### Record set
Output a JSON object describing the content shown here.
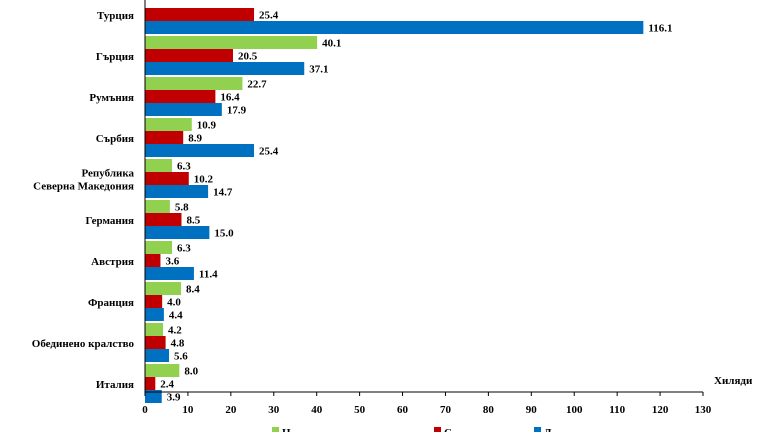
{
  "chart_data": {
    "type": "bar",
    "orientation": "horizontal",
    "x_unit_label": "Хиляди",
    "xlim": [
      0,
      130
    ],
    "x_ticks": [
      0,
      10,
      20,
      30,
      40,
      50,
      60,
      70,
      80,
      90,
      100,
      110,
      120,
      130
    ],
    "categories": [
      [
        "Турция"
      ],
      [
        "Гърция"
      ],
      [
        "Румъния"
      ],
      [
        "Сърбия"
      ],
      [
        "Република",
        "Северна Македония"
      ],
      [
        "Германия"
      ],
      [
        "Австрия"
      ],
      [
        "Франция"
      ],
      [
        "Обединено кралство"
      ],
      [
        "Италия"
      ]
    ],
    "series": [
      {
        "name": "Н",
        "color": "#92d050",
        "values": [
          null,
          40.1,
          22.7,
          10.9,
          6.3,
          5.8,
          6.3,
          8.4,
          4.2,
          8.0
        ]
      },
      {
        "name": "С",
        "color": "#c00000",
        "values": [
          25.4,
          20.5,
          16.4,
          8.9,
          10.2,
          8.5,
          3.6,
          4.0,
          4.8,
          2.4
        ]
      },
      {
        "name": "Д",
        "color": "#0070c0",
        "values": [
          116.1,
          37.1,
          17.9,
          25.4,
          14.7,
          15.0,
          11.4,
          4.4,
          5.6,
          3.9
        ]
      }
    ],
    "legend_position": "bottom"
  }
}
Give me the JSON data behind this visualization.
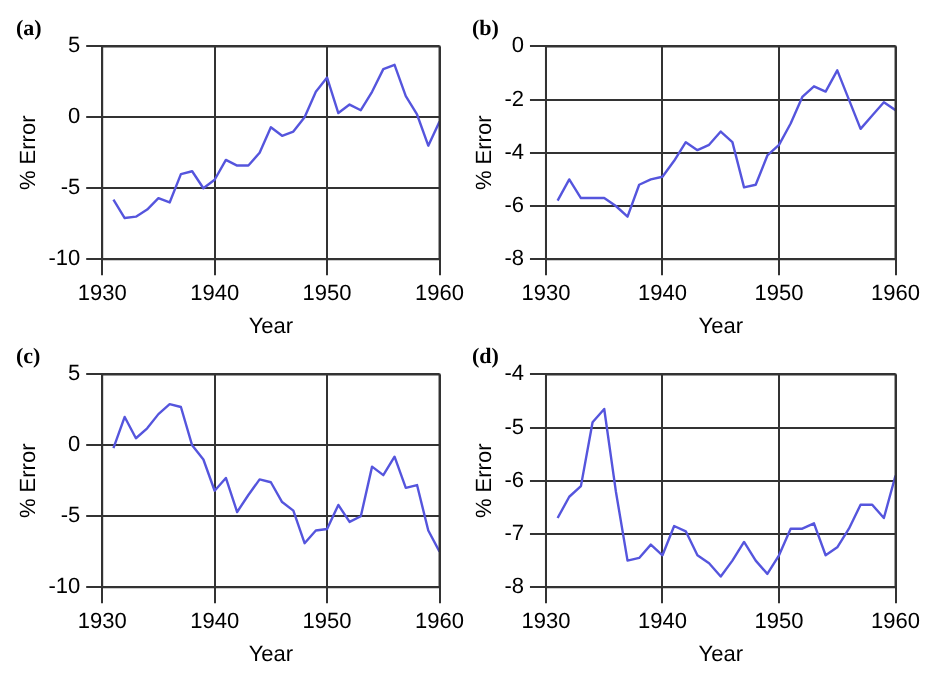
{
  "chart_data": [
    {
      "type": "line",
      "title": "(a)",
      "xlabel": "Year",
      "ylabel": "% Error",
      "xlim": [
        1930,
        1960
      ],
      "xticks": [
        1930,
        1940,
        1950,
        1960
      ],
      "ylim": [
        -10,
        5
      ],
      "yticks": [
        -10,
        -5,
        0,
        5
      ],
      "grid": true,
      "line_style": "solid",
      "marker": "none",
      "legend": false,
      "x": [
        1931,
        1932,
        1933,
        1934,
        1935,
        1936,
        1937,
        1938,
        1939,
        1940,
        1941,
        1942,
        1943,
        1944,
        1945,
        1946,
        1947,
        1948,
        1949,
        1950,
        1951,
        1952,
        1953,
        1954,
        1955,
        1956,
        1957,
        1958,
        1959,
        1960
      ],
      "series": [
        {
          "color": "#5555dd",
          "values": [
            -5.8,
            -7.1,
            -7.0,
            -6.5,
            -5.7,
            -6.0,
            -4.0,
            -3.8,
            -5.0,
            -4.4,
            -3.0,
            -3.4,
            -3.4,
            -2.5,
            -0.7,
            -1.3,
            -1.0,
            0.0,
            1.8,
            2.8,
            0.3,
            0.9,
            0.5,
            1.8,
            3.4,
            3.7,
            1.5,
            0.2,
            -2.0,
            -0.3
          ]
        }
      ]
    },
    {
      "type": "line",
      "title": "(b)",
      "xlabel": "Year",
      "ylabel": "% Error",
      "xlim": [
        1930,
        1960
      ],
      "xticks": [
        1930,
        1940,
        1950,
        1960
      ],
      "ylim": [
        -8,
        0
      ],
      "yticks": [
        -8,
        -6,
        -4,
        -2,
        0
      ],
      "grid": true,
      "line_style": "solid",
      "marker": "none",
      "legend": false,
      "x": [
        1931,
        1932,
        1933,
        1934,
        1935,
        1936,
        1937,
        1938,
        1939,
        1940,
        1941,
        1942,
        1943,
        1944,
        1945,
        1946,
        1947,
        1948,
        1949,
        1950,
        1951,
        1952,
        1953,
        1954,
        1955,
        1956,
        1957,
        1958,
        1959,
        1960
      ],
      "series": [
        {
          "color": "#5555dd",
          "values": [
            -5.8,
            -5.0,
            -5.7,
            -5.7,
            -5.7,
            -6.0,
            -6.4,
            -5.2,
            -5.0,
            -4.9,
            -4.3,
            -3.6,
            -3.9,
            -3.7,
            -3.2,
            -3.6,
            -5.3,
            -5.2,
            -4.1,
            -3.7,
            -2.9,
            -1.9,
            -1.5,
            -1.7,
            -0.9,
            -2.0,
            -3.1,
            -2.6,
            -2.1,
            -2.4
          ]
        }
      ]
    },
    {
      "type": "line",
      "title": "(c)",
      "xlabel": "Year",
      "ylabel": "% Error",
      "xlim": [
        1930,
        1960
      ],
      "xticks": [
        1930,
        1940,
        1950,
        1960
      ],
      "ylim": [
        -10,
        5
      ],
      "yticks": [
        -10,
        -5,
        0,
        5
      ],
      "grid": true,
      "line_style": "solid",
      "marker": "none",
      "legend": false,
      "x": [
        1931,
        1932,
        1933,
        1934,
        1935,
        1936,
        1937,
        1938,
        1939,
        1940,
        1941,
        1942,
        1943,
        1944,
        1945,
        1946,
        1947,
        1948,
        1949,
        1950,
        1951,
        1952,
        1953,
        1954,
        1955,
        1956,
        1957,
        1958,
        1959,
        1960
      ],
      "series": [
        {
          "color": "#5555dd",
          "values": [
            -0.2,
            2.0,
            0.5,
            1.2,
            2.2,
            2.9,
            2.7,
            0.0,
            -1.0,
            -3.2,
            -2.3,
            -4.7,
            -3.5,
            -2.4,
            -2.6,
            -4.0,
            -4.6,
            -6.9,
            -6.0,
            -5.9,
            -4.2,
            -5.4,
            -5.0,
            -1.5,
            -2.1,
            -0.8,
            -3.0,
            -2.8,
            -6.0,
            -7.5
          ]
        }
      ]
    },
    {
      "type": "line",
      "title": "(d)",
      "xlabel": "Year",
      "ylabel": "% Error",
      "xlim": [
        1930,
        1960
      ],
      "xticks": [
        1930,
        1940,
        1950,
        1960
      ],
      "ylim": [
        -8,
        -4
      ],
      "yticks": [
        -8,
        -7,
        -6,
        -5,
        -4
      ],
      "grid": true,
      "line_style": "solid",
      "marker": "none",
      "legend": false,
      "x": [
        1931,
        1932,
        1933,
        1934,
        1935,
        1936,
        1937,
        1938,
        1939,
        1940,
        1941,
        1942,
        1943,
        1944,
        1945,
        1946,
        1947,
        1948,
        1949,
        1950,
        1951,
        1952,
        1953,
        1954,
        1955,
        1956,
        1957,
        1958,
        1959,
        1960
      ],
      "series": [
        {
          "color": "#5555dd",
          "values": [
            -6.7,
            -6.3,
            -6.1,
            -4.9,
            -4.65,
            -6.2,
            -7.5,
            -7.45,
            -7.2,
            -7.4,
            -6.85,
            -6.95,
            -7.4,
            -7.55,
            -7.8,
            -7.5,
            -7.15,
            -7.5,
            -7.75,
            -7.4,
            -6.9,
            -6.9,
            -6.8,
            -7.4,
            -7.25,
            -6.9,
            -6.45,
            -6.45,
            -6.7,
            -5.9
          ]
        }
      ]
    }
  ]
}
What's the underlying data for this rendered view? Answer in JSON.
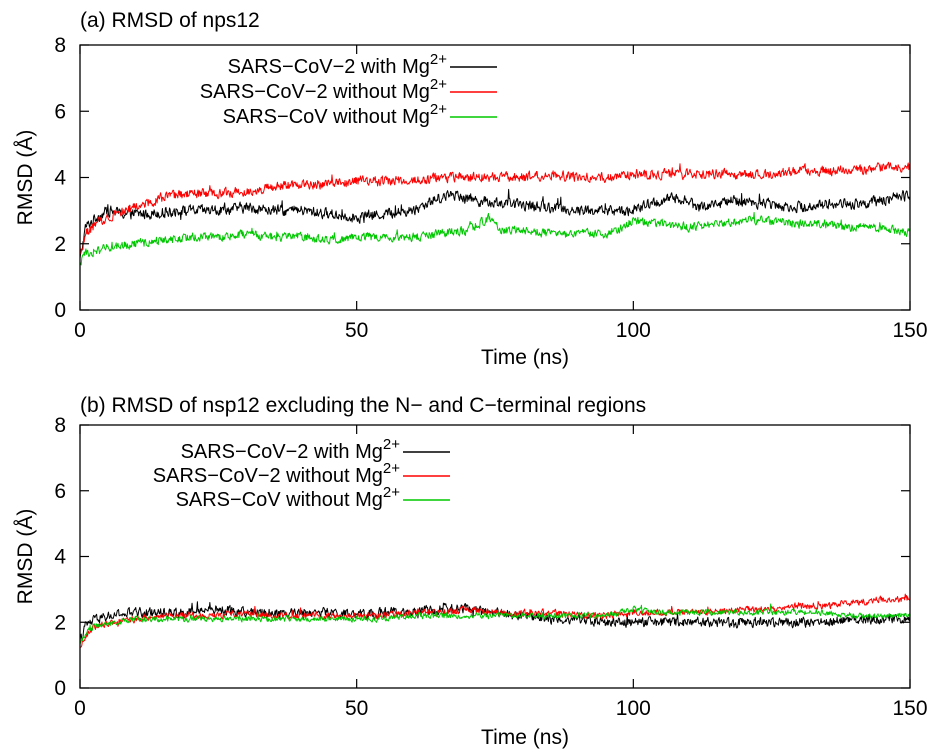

### What the task requires
Would you return the data exactly as written, without the pictures?

### Response
Output a JSON object describing the content shown here.
{
  "chart_data": {
    "type": "bar",
    "orientation": "horizontal",
    "x_unit_label": "Хиляди",
    "xlim": [
      0,
      130
    ],
    "x_ticks": [
      0,
      10,
      20,
      30,
      40,
      50,
      60,
      70,
      80,
      90,
      100,
      110,
      120,
      130
    ],
    "categories": [
      [
        "Турция"
      ],
      [
        "Гърция"
      ],
      [
        "Румъния"
      ],
      [
        "Сърбия"
      ],
      [
        "Република",
        "Северна Македония"
      ],
      [
        "Германия"
      ],
      [
        "Австрия"
      ],
      [
        "Франция"
      ],
      [
        "Обединено кралство"
      ],
      [
        "Италия"
      ]
    ],
    "series": [
      {
        "name": "Н",
        "color": "#92d050",
        "values": [
          null,
          40.1,
          22.7,
          10.9,
          6.3,
          5.8,
          6.3,
          8.4,
          4.2,
          8.0
        ]
      },
      {
        "name": "С",
        "color": "#c00000",
        "values": [
          25.4,
          20.5,
          16.4,
          8.9,
          10.2,
          8.5,
          3.6,
          4.0,
          4.8,
          2.4
        ]
      },
      {
        "name": "Д",
        "color": "#0070c0",
        "values": [
          116.1,
          37.1,
          17.9,
          25.4,
          14.7,
          15.0,
          11.4,
          4.4,
          5.6,
          3.9
        ]
      }
    ],
    "legend_position": "bottom"
  }
}
Give me the JSON data behind this visualization.
{
  "chart_data": [
    {
      "type": "line",
      "title": "(a)",
      "xlabel": "Year",
      "ylabel": "% Error",
      "xlim": [
        1930,
        1960
      ],
      "xticks": [
        1930,
        1940,
        1950,
        1960
      ],
      "ylim": [
        -10,
        5
      ],
      "yticks": [
        -10,
        -5,
        0,
        5
      ],
      "grid": true,
      "line_style": "solid",
      "marker": "none",
      "legend": false,
      "x": [
        1931,
        1932,
        1933,
        1934,
        1935,
        1936,
        1937,
        1938,
        1939,
        1940,
        1941,
        1942,
        1943,
        1944,
        1945,
        1946,
        1947,
        1948,
        1949,
        1950,
        1951,
        1952,
        1953,
        1954,
        1955,
        1956,
        1957,
        1958,
        1959,
        1960
      ],
      "series": [
        {
          "color": "#5555dd",
          "values": [
            -5.8,
            -7.1,
            -7.0,
            -6.5,
            -5.7,
            -6.0,
            -4.0,
            -3.8,
            -5.0,
            -4.4,
            -3.0,
            -3.4,
            -3.4,
            -2.5,
            -0.7,
            -1.3,
            -1.0,
            0.0,
            1.8,
            2.8,
            0.3,
            0.9,
            0.5,
            1.8,
            3.4,
            3.7,
            1.5,
            0.2,
            -2.0,
            -0.3
          ]
        }
      ]
    },
    {
      "type": "line",
      "title": "(b)",
      "xlabel": "Year",
      "ylabel": "% Error",
      "xlim": [
        1930,
        1960
      ],
      "xticks": [
        1930,
        1940,
        1950,
        1960
      ],
      "ylim": [
        -8,
        0
      ],
      "yticks": [
        -8,
        -6,
        -4,
        -2,
        0
      ],
      "grid": true,
      "line_style": "solid",
      "marker": "none",
      "legend": false,
      "x": [
        1931,
        1932,
        1933,
        1934,
        1935,
        1936,
        1937,
        1938,
        1939,
        1940,
        1941,
        1942,
        1943,
        1944,
        1945,
        1946,
        1947,
        1948,
        1949,
        1950,
        1951,
        1952,
        1953,
        1954,
        1955,
        1956,
        1957,
        1958,
        1959,
        1960
      ],
      "series": [
        {
          "color": "#5555dd",
          "values": [
            -5.8,
            -5.0,
            -5.7,
            -5.7,
            -5.7,
            -6.0,
            -6.4,
            -5.2,
            -5.0,
            -4.9,
            -4.3,
            -3.6,
            -3.9,
            -3.7,
            -3.2,
            -3.6,
            -5.3,
            -5.2,
            -4.1,
            -3.7,
            -2.9,
            -1.9,
            -1.5,
            -1.7,
            -0.9,
            -2.0,
            -3.1,
            -2.6,
            -2.1,
            -2.4
          ]
        }
      ]
    },
    {
      "type": "line",
      "title": "(c)",
      "xlabel": "Year",
      "ylabel": "% Error",
      "xlim": [
        1930,
        1960
      ],
      "xticks": [
        1930,
        1940,
        1950,
        1960
      ],
      "ylim": [
        -10,
        5
      ],
      "yticks": [
        -10,
        -5,
        0,
        5
      ],
      "grid": true,
      "line_style": "solid",
      "marker": "none",
      "legend": false,
      "x": [
        1931,
        1932,
        1933,
        1934,
        1935,
        1936,
        1937,
        1938,
        1939,
        1940,
        1941,
        1942,
        1943,
        1944,
        1945,
        1946,
        1947,
        1948,
        1949,
        1950,
        1951,
        1952,
        1953,
        1954,
        1955,
        1956,
        1957,
        1958,
        1959,
        1960
      ],
      "series": [
        {
          "color": "#5555dd",
          "values": [
            -0.2,
            2.0,
            0.5,
            1.2,
            2.2,
            2.9,
            2.7,
            0.0,
            -1.0,
            -3.2,
            -2.3,
            -4.7,
            -3.5,
            -2.4,
            -2.6,
            -4.0,
            -4.6,
            -6.9,
            -6.0,
            -5.9,
            -4.2,
            -5.4,
            -5.0,
            -1.5,
            -2.1,
            -0.8,
            -3.0,
            -2.8,
            -6.0,
            -7.5
          ]
        }
      ]
    },
    {
      "type": "line",
      "title": "(d)",
      "xlabel": "Year",
      "ylabel": "% Error",
      "xlim": [
        1930,
        1960
      ],
      "xticks": [
        1930,
        1940,
        1950,
        1960
      ],
      "ylim": [
        -8,
        -4
      ],
      "yticks": [
        -8,
        -7,
        -6,
        -5,
        -4
      ],
      "grid": true,
      "line_style": "solid",
      "marker": "none",
      "legend": false,
      "x": [
        1931,
        1932,
        1933,
        1934,
        1935,
        1936,
        1937,
        1938,
        1939,
        1940,
        1941,
        1942,
        1943,
        1944,
        1945,
        1946,
        1947,
        1948,
        1949,
        1950,
        1951,
        1952,
        1953,
        1954,
        1955,
        1956,
        1957,
        1958,
        1959,
        1960
      ],
      "series": [
        {
          "color": "#5555dd",
          "values": [
            -6.7,
            -6.3,
            -6.1,
            -4.9,
            -4.65,
            -6.2,
            -7.5,
            -7.45,
            -7.2,
            -7.4,
            -6.85,
            -6.95,
            -7.4,
            -7.55,
            -7.8,
            -7.5,
            -7.15,
            -7.5,
            -7.75,
            -7.4,
            -6.9,
            -6.9,
            -6.8,
            -7.4,
            -7.25,
            -6.9,
            -6.45,
            -6.45,
            -6.7,
            -5.9
          ]
        }
      ]
    }
  ]
}
What's the underlying data for this rendered view? Answer in JSON.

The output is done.